Produce an exact copy of all the data below, dropping every image.
————
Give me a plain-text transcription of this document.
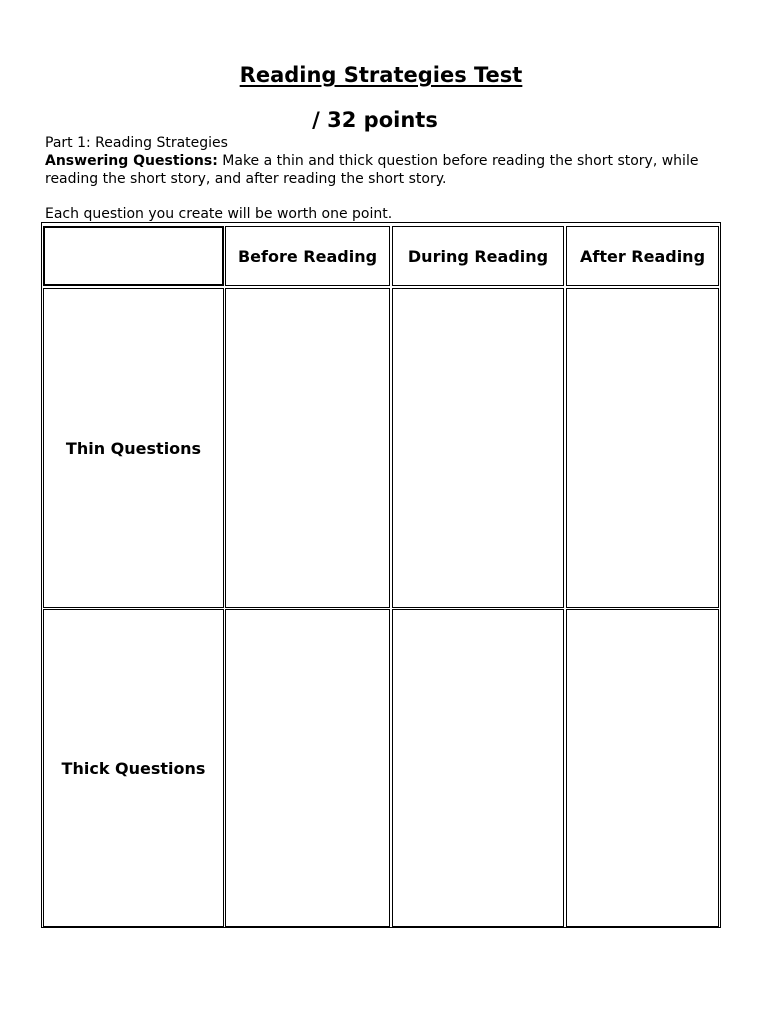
Reading Strategies Test
/ 32 points

Part 1: Reading Strategies

Answering Questions: Make a thin and thick question before reading the short story, while reading the short story, and after reading the short story.

Each question you create will be worth one point.

Before Reading	During Reading	After Reading
Thin Questions
Thick Questions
————
# Written answer
Give me a plain-text transcription of this document.
Reading Strategies Test
/ 32 points

Part 1: Reading Strategies

Answering Questions: Make a thin and thick question before reading the short story, while reading the short story, and after reading the short story.

Each question you create will be worth one point.

Before Reading	During Reading	After Reading
Thin Questions
Thick Questions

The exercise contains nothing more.